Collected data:

[BEGIN]

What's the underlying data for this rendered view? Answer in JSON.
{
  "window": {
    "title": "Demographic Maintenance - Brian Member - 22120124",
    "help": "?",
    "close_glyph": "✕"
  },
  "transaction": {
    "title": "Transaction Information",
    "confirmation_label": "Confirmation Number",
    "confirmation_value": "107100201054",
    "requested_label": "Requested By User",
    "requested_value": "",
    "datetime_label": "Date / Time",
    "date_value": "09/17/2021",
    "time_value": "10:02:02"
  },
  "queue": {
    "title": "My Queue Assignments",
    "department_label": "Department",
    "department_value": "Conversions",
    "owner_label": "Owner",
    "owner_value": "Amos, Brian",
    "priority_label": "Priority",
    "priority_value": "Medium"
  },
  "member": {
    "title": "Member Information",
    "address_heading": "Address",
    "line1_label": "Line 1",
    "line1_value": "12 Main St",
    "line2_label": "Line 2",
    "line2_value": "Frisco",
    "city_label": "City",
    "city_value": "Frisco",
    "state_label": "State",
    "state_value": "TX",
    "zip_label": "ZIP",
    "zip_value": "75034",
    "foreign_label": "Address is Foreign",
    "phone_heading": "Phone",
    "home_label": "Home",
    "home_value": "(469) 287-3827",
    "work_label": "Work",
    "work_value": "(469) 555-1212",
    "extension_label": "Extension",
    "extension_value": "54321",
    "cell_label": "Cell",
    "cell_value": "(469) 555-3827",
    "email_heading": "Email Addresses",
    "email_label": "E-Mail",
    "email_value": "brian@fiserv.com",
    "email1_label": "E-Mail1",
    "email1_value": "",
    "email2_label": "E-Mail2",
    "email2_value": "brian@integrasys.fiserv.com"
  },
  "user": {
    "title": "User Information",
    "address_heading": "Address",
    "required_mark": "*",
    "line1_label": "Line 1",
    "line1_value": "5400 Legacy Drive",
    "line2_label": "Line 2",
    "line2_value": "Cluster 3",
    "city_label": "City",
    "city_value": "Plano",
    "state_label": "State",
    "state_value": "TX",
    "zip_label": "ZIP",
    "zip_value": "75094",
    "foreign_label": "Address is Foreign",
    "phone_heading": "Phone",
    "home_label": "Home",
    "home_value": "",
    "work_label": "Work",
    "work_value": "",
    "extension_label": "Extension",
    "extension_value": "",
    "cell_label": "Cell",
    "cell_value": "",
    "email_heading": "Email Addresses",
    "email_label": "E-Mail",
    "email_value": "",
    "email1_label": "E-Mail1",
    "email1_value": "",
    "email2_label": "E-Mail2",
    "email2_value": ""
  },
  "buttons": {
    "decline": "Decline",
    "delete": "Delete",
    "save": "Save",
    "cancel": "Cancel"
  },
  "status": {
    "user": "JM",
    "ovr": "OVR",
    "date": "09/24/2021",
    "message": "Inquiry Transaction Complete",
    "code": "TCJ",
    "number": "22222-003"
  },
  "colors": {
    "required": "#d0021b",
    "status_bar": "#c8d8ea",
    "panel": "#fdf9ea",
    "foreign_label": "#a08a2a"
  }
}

[END]

WHAT IS BEING ASKED »
Print the records above exactly as they appear.

REPLY »
What's the underlying data for this rendered view? Answer in JSON.
{
  "window": {
    "title": "Demographic Maintenance - Brian Member - 22120124",
    "help": "?",
    "close_glyph": "✕"
  },
  "transaction": {
    "title": "Transaction Information",
    "confirmation_label": "Confirmation Number",
    "confirmation_value": "107100201054",
    "requested_label": "Requested By User",
    "requested_value": "",
    "datetime_label": "Date / Time",
    "date_value": "09/17/2021",
    "time_value": "10:02:02"
  },
  "queue": {
    "title": "My Queue Assignments",
    "department_label": "Department",
    "department_value": "Conversions",
    "owner_label": "Owner",
    "owner_value": "Amos, Brian",
    "priority_label": "Priority",
    "priority_value": "Medium"
  },
  "member": {
    "title": "Member Information",
    "address_heading": "Address",
    "line1_label": "Line 1",
    "line1_value": "12 Main St",
    "line2_label": "Line 2",
    "line2_value": "Frisco",
    "city_label": "City",
    "city_value": "Frisco",
    "state_label": "State",
    "state_value": "TX",
    "zip_label": "ZIP",
    "zip_value": "75034",
    "foreign_label": "Address is Foreign",
    "phone_heading": "Phone",
    "home_label": "Home",
    "home_value": "(469) 287-3827",
    "work_label": "Work",
    "work_value": "(469) 555-1212",
    "extension_label": "Extension",
    "extension_value": "54321",
    "cell_label": "Cell",
    "cell_value": "(469) 555-3827",
    "email_heading": "Email Addresses",
    "email_label": "E-Mail",
    "email_value": "brian@fiserv.com",
    "email1_label": "E-Mail1",
    "email1_value": "",
    "email2_label": "E-Mail2",
    "email2_value": "brian@integrasys.fiserv.com"
  },
  "user": {
    "title": "User Information",
    "address_heading": "Address",
    "required_mark": "*",
    "line1_label": "Line 1",
    "line1_value": "5400 Legacy Drive",
    "line2_label": "Line 2",
    "line2_value": "Cluster 3",
    "city_label": "City",
    "city_value": "Plano",
    "state_label": "State",
    "state_value": "TX",
    "zip_label": "ZIP",
    "zip_value": "75094",
    "foreign_label": "Address is Foreign",
    "phone_heading": "Phone",
    "home_label": "Home",
    "home_value": "",
    "work_label": "Work",
    "work_value": "",
    "extension_label": "Extension",
    "extension_value": "",
    "cell_label": "Cell",
    "cell_value": "",
    "email_heading": "Email Addresses",
    "email_label": "E-Mail",
    "email_value": "",
    "email1_label": "E-Mail1",
    "email1_value": "",
    "email2_label": "E-Mail2",
    "email2_value": ""
  },
  "buttons": {
    "decline": "Decline",
    "delete": "Delete",
    "save": "Save",
    "cancel": "Cancel"
  },
  "status": {
    "user": "JM",
    "ovr": "OVR",
    "date": "09/24/2021",
    "message": "Inquiry Transaction Complete",
    "code": "TCJ",
    "number": "22222-003"
  },
  "colors": {
    "required": "#d0021b",
    "status_bar": "#c8d8ea",
    "panel": "#fdf9ea",
    "foreign_label": "#a08a2a"
  }
}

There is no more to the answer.